◆ WORK REQUIRED
Your task is to repeat the entries underneath exactly, minus the pictures.

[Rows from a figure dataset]
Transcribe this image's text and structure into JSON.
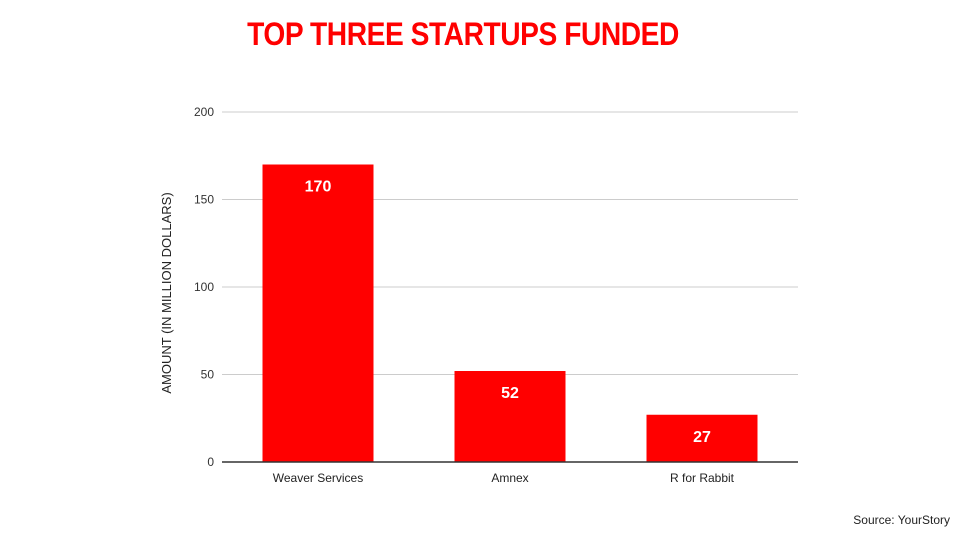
{
  "title": "TOP THREE STARTUPS FUNDED",
  "source": "Source: YourStory",
  "colors": {
    "bar": "#ff0000",
    "title": "#ff0000",
    "grid": "#cccccc",
    "axis": "#333333"
  },
  "chart_data": {
    "type": "bar",
    "title": "TOP THREE STARTUPS FUNDED",
    "xlabel": "",
    "ylabel": "AMOUNT (IN MILLION DOLLARS)",
    "categories": [
      "Weaver Services",
      "Amnex",
      "R for Rabbit"
    ],
    "values": [
      170,
      52,
      27
    ],
    "data_labels": [
      "170",
      "52",
      "27"
    ],
    "ylim": [
      0,
      200
    ],
    "yticks": [
      0,
      50,
      100,
      150,
      200
    ],
    "grid": true,
    "legend": "none"
  }
}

◆ EXERCISE ANSWER
Transcribe this image's text and structure into JSON.
{
  "title": "TOP THREE STARTUPS FUNDED",
  "source": "Source: YourStory",
  "colors": {
    "bar": "#ff0000",
    "title": "#ff0000",
    "grid": "#cccccc",
    "axis": "#333333"
  },
  "chart_data": {
    "type": "bar",
    "title": "TOP THREE STARTUPS FUNDED",
    "xlabel": "",
    "ylabel": "AMOUNT (IN MILLION DOLLARS)",
    "categories": [
      "Weaver Services",
      "Amnex",
      "R for Rabbit"
    ],
    "values": [
      170,
      52,
      27
    ],
    "data_labels": [
      "170",
      "52",
      "27"
    ],
    "ylim": [
      0,
      200
    ],
    "yticks": [
      0,
      50,
      100,
      150,
      200
    ],
    "grid": true,
    "legend": "none"
  }
}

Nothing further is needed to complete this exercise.